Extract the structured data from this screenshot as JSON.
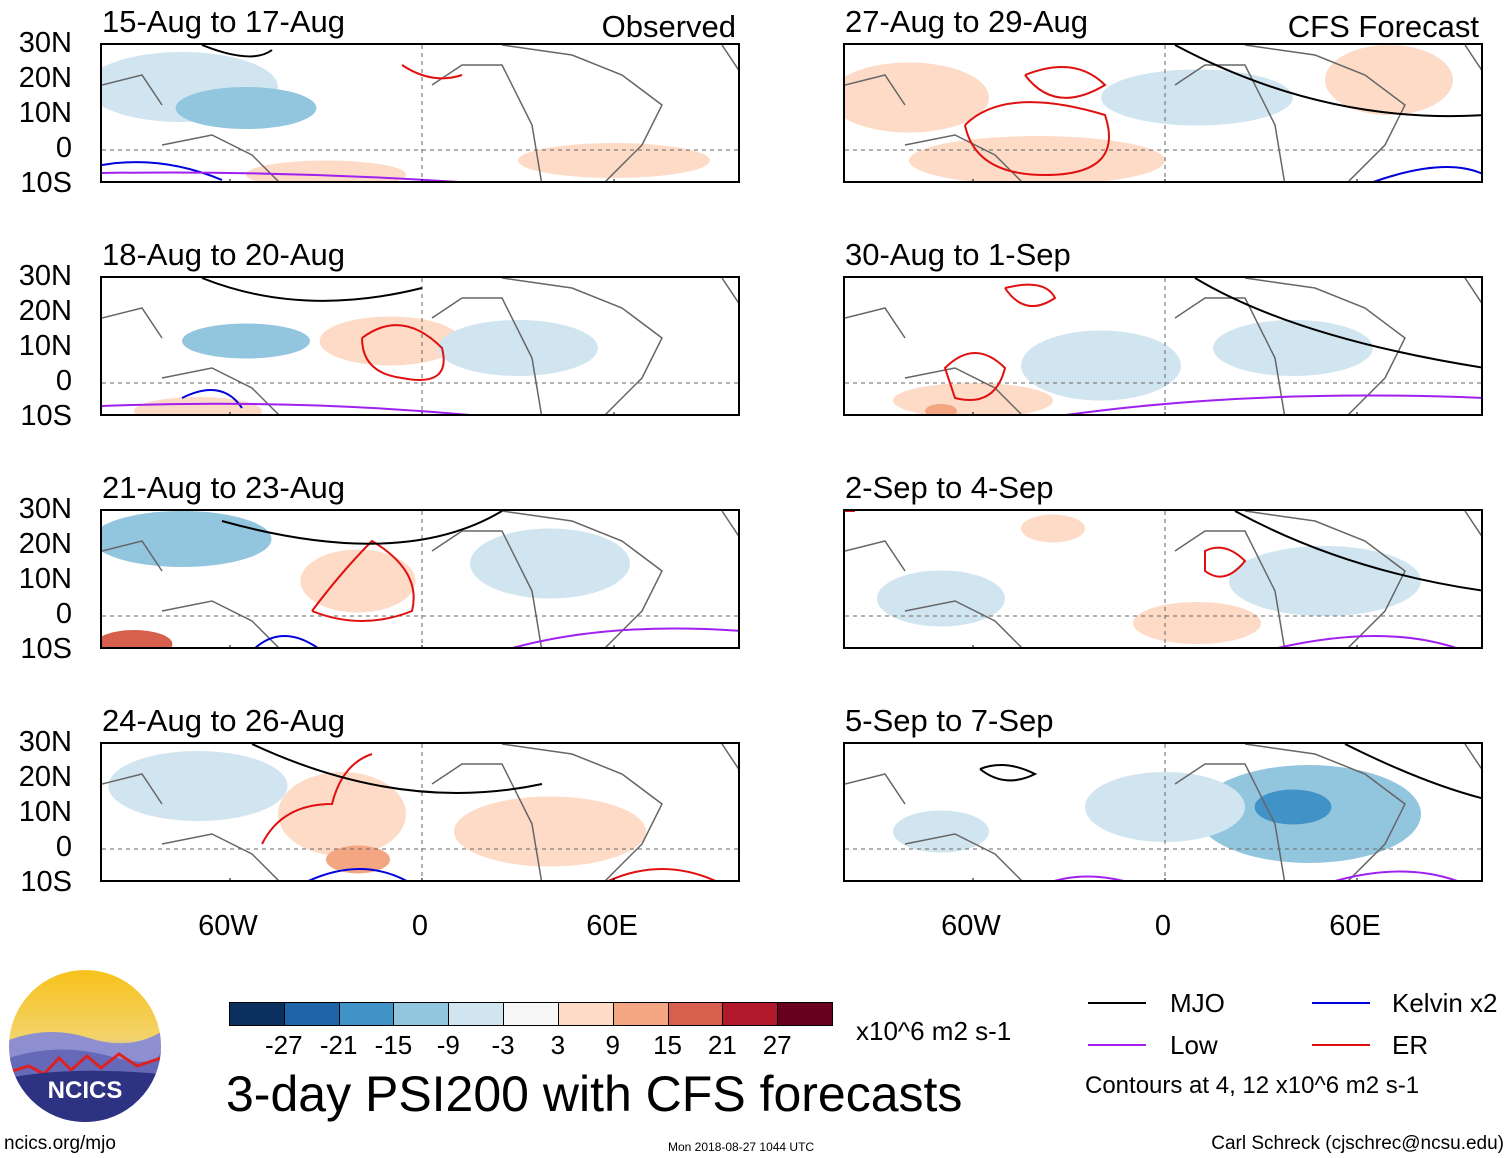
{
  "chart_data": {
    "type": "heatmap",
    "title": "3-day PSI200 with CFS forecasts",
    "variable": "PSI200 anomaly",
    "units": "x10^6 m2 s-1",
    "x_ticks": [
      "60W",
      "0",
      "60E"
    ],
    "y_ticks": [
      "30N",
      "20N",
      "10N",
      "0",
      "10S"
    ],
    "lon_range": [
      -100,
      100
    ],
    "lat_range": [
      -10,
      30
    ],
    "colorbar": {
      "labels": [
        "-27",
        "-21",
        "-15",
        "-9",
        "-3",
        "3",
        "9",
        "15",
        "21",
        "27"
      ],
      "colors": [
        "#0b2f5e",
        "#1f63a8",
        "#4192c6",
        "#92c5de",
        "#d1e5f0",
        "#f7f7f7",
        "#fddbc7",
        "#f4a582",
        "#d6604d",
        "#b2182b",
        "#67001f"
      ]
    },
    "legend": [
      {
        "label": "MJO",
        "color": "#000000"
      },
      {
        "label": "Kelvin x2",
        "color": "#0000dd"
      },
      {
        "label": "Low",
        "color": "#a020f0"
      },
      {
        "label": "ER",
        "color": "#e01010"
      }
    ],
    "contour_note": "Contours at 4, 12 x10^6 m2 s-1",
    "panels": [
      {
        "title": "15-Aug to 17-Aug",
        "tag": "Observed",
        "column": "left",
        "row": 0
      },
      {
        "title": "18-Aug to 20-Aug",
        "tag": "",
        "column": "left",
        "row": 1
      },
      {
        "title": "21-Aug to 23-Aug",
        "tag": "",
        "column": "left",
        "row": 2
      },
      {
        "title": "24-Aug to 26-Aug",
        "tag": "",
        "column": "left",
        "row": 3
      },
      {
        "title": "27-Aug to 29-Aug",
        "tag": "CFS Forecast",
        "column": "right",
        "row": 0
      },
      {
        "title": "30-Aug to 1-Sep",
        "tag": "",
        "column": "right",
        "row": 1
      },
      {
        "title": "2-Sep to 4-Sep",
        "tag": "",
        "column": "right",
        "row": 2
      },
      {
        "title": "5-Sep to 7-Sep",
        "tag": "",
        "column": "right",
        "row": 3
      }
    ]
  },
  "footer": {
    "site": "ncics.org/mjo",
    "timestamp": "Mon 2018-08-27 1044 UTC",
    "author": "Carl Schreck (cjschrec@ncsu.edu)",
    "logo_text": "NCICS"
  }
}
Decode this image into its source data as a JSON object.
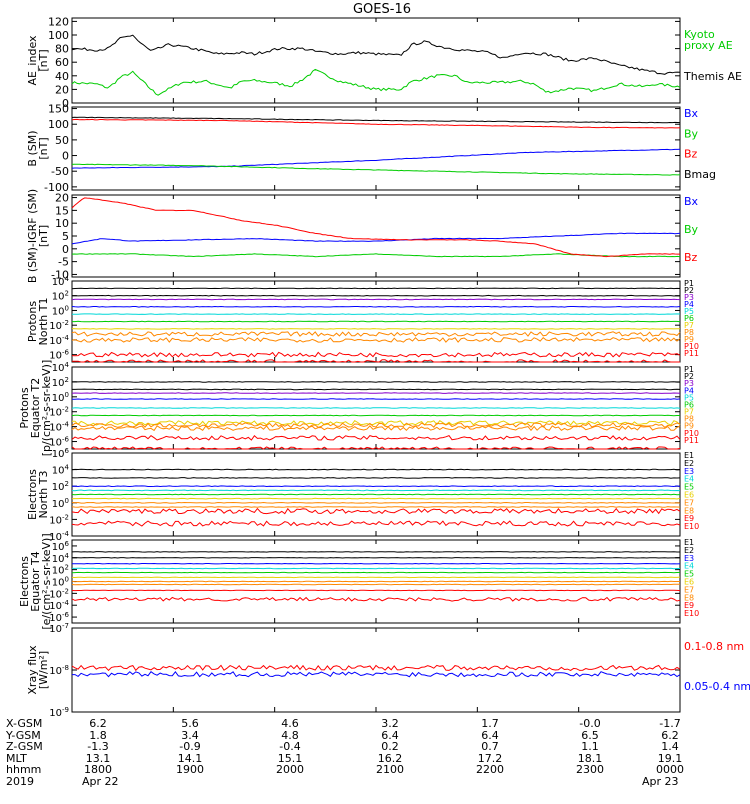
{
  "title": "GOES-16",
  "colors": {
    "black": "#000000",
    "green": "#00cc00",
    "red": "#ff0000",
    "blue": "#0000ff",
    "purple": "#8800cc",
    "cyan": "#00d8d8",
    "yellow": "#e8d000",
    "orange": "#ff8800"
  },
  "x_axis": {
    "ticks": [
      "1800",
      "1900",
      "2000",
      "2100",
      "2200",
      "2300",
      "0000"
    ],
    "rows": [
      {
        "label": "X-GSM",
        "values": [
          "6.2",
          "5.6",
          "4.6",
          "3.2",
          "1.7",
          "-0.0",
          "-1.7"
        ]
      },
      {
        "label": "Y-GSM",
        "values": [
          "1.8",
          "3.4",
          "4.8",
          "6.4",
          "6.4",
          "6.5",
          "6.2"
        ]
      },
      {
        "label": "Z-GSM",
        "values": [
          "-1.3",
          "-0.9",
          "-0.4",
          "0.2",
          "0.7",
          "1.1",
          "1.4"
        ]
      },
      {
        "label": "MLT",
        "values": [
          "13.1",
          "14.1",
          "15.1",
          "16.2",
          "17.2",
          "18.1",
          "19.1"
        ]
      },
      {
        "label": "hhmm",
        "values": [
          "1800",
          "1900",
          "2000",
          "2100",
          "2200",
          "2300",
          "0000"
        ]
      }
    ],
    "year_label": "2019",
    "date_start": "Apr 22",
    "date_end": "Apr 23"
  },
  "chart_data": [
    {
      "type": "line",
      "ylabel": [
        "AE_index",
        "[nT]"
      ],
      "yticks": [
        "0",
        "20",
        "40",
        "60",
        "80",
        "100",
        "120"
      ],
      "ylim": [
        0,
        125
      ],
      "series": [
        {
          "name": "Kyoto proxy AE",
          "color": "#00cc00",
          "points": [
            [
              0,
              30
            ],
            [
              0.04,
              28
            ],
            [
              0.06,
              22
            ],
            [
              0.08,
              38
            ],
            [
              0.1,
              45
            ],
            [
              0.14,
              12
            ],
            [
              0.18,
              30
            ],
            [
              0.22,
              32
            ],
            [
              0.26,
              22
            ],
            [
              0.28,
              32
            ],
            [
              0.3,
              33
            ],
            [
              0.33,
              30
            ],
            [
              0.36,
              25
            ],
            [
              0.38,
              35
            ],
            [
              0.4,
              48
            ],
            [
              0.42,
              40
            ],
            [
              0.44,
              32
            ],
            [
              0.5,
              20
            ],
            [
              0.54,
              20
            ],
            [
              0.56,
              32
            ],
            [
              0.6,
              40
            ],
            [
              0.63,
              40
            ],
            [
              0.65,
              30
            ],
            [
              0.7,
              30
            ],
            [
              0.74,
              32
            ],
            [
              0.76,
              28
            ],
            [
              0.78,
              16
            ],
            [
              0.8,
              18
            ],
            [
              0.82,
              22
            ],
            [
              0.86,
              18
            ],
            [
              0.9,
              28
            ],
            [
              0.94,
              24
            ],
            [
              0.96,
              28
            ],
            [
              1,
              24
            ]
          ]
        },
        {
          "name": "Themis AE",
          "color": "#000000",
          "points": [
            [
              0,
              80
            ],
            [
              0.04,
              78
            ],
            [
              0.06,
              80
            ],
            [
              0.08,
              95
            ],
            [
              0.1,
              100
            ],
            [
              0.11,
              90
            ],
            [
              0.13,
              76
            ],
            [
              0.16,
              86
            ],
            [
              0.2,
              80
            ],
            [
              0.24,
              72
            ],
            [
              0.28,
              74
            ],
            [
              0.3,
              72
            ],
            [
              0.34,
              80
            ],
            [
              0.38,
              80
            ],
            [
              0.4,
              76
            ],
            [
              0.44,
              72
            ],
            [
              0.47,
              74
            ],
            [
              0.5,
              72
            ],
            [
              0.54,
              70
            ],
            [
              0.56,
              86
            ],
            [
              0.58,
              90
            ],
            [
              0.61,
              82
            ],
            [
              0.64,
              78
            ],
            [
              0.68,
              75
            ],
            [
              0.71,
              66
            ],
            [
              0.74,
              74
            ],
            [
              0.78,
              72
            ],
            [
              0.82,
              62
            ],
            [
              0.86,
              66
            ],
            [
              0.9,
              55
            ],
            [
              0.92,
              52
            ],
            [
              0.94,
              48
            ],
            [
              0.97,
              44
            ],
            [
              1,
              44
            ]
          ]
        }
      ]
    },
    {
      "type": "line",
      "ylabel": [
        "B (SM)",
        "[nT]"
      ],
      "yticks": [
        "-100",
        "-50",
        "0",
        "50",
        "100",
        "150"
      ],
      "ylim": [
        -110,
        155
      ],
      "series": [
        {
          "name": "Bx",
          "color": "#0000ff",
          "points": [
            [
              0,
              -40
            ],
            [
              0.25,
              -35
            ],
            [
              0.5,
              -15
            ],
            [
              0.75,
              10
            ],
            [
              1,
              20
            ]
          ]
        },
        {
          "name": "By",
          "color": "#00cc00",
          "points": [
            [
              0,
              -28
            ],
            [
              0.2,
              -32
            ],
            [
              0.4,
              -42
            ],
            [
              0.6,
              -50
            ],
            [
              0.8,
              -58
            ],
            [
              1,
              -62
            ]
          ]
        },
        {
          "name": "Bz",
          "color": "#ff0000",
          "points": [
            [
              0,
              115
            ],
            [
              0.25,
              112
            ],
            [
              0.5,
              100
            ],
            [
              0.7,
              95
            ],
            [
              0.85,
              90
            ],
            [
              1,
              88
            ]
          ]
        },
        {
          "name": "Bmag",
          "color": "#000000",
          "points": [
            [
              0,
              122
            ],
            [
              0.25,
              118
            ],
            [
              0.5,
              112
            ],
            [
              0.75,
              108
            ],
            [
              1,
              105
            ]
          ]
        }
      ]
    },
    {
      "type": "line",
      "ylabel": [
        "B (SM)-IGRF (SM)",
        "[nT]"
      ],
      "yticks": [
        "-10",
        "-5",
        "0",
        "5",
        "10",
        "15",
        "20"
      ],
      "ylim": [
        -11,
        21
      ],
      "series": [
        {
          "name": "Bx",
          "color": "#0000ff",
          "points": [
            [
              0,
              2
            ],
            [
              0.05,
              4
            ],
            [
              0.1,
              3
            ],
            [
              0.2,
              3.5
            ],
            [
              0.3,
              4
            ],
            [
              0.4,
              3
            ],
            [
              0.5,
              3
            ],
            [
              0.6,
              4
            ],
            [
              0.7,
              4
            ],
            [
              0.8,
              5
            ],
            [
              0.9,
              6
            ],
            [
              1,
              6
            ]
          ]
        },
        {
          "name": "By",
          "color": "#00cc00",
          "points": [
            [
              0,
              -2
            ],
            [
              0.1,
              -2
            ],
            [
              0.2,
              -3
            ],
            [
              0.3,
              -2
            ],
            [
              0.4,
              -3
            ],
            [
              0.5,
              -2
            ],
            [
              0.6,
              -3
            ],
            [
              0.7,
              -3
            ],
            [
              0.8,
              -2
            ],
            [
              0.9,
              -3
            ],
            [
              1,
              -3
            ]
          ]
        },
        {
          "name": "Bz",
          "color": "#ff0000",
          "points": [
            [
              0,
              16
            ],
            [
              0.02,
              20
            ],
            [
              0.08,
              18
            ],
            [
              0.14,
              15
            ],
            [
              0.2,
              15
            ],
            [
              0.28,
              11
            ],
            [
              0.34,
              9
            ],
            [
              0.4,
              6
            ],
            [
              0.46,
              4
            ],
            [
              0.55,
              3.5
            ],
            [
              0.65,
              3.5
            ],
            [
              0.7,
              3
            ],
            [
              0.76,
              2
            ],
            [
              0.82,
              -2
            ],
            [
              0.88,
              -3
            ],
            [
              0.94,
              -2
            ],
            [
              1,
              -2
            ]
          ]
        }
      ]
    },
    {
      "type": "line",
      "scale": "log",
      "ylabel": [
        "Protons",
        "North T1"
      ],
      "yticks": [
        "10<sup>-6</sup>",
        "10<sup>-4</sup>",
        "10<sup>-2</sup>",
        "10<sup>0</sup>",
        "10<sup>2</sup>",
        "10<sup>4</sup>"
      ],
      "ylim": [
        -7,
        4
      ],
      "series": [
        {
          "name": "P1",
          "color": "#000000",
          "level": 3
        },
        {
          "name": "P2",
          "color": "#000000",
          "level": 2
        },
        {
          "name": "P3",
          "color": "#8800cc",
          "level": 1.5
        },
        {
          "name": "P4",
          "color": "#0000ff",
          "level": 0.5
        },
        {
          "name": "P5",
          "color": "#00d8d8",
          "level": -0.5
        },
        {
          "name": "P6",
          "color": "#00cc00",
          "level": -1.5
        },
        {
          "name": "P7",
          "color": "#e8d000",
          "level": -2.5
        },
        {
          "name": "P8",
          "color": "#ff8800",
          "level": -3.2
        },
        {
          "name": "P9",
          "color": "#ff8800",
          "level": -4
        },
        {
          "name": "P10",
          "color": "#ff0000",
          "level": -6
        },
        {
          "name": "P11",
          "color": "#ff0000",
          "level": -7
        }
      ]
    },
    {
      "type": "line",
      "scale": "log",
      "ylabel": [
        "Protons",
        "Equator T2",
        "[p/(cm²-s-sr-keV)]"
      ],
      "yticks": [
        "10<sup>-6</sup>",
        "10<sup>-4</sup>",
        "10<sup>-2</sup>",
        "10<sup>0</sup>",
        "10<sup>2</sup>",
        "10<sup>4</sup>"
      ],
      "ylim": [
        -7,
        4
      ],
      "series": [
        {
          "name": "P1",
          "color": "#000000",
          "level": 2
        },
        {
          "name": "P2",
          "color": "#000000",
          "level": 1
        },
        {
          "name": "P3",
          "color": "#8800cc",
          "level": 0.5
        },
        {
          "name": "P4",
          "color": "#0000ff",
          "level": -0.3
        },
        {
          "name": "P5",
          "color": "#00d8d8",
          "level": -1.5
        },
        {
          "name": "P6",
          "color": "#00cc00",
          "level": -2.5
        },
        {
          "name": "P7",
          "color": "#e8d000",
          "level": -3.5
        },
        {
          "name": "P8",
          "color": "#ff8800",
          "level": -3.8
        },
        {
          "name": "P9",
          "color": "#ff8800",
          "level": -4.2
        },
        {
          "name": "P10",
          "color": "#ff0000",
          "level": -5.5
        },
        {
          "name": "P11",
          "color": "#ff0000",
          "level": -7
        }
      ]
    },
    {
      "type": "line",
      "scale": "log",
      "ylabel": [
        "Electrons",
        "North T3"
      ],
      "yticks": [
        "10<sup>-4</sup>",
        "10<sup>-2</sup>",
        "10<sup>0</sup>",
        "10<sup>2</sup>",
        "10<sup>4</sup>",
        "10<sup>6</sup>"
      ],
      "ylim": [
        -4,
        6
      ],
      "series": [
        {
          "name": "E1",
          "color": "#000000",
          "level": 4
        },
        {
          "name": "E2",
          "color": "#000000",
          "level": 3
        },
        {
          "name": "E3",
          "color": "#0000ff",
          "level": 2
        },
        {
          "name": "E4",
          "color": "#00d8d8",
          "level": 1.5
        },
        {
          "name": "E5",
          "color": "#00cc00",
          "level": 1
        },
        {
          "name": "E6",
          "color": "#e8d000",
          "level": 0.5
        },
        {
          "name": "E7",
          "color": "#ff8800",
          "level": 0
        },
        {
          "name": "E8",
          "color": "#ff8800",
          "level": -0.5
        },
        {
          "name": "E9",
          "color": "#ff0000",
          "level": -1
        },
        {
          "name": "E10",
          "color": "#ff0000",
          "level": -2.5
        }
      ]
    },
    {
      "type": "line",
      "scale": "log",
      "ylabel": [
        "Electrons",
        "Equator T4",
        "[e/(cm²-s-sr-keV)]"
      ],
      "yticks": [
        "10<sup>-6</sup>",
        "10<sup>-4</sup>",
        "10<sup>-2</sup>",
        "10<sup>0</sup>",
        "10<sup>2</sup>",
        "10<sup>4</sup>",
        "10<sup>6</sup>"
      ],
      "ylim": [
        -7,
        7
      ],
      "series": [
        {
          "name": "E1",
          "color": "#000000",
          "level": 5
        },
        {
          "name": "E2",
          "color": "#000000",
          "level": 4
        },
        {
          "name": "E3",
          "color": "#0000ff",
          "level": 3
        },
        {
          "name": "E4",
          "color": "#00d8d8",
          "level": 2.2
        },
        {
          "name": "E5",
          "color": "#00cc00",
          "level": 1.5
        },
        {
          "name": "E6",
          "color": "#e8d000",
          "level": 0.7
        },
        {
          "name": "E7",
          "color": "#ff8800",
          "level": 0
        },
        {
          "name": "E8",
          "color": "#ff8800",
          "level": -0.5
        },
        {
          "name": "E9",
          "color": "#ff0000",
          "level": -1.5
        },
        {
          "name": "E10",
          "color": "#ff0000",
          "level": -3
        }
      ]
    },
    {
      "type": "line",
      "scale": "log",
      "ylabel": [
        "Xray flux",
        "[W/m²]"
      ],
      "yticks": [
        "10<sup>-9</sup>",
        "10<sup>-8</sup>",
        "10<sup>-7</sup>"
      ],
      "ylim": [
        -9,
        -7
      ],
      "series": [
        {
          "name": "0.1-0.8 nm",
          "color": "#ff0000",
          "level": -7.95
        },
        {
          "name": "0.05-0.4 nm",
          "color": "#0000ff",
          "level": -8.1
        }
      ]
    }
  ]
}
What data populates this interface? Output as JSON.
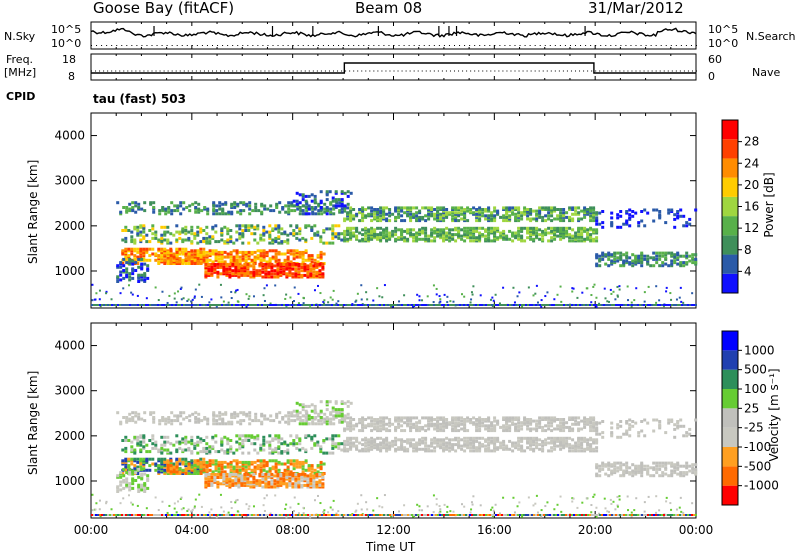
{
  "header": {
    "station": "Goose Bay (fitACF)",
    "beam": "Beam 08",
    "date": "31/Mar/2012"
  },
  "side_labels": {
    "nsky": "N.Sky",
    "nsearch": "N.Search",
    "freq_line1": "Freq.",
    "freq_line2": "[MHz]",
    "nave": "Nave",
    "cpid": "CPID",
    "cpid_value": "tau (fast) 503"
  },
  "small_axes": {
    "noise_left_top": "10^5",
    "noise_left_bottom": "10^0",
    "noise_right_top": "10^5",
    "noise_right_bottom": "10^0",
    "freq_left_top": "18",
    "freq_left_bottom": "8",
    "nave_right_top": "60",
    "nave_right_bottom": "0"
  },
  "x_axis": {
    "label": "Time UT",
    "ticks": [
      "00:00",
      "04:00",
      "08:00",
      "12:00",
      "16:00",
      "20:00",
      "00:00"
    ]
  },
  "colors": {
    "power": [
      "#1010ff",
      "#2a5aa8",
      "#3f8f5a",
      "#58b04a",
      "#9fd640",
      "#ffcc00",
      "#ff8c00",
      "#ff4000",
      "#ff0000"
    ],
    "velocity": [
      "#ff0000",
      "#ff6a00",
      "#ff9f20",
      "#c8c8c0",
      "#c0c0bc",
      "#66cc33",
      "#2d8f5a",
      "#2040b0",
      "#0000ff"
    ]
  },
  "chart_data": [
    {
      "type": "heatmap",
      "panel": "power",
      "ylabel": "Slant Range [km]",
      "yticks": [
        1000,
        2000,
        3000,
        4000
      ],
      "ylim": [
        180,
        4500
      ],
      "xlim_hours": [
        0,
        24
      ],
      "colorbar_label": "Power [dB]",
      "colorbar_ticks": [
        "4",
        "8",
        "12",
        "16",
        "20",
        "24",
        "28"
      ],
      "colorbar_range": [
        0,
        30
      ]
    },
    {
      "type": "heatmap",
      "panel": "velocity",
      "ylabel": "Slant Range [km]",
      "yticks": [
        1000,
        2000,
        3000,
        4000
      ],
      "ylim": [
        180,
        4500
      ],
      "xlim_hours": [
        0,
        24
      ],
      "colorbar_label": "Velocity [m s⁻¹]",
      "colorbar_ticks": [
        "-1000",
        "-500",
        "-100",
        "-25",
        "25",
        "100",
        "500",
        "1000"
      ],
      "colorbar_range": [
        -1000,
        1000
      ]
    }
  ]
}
****************************************
Written request:
Show every line above in which the word "title" occurs.

Task response:
    "title": "3-day PSI200 with CFS forecasts",
        "title": "15-Aug to 17-Aug",
        "title": "18-Aug to 20-Aug",
        "title": "21-Aug to 23-Aug",
        "title": "24-Aug to 26-Aug",
        "title": "27-Aug to 29-Aug",
        "title": "30-Aug to 1-Sep",
        "title": "2-Sep to 4-Sep",
        "title": "5-Sep to 7-Sep",
  "title": "GOES-16",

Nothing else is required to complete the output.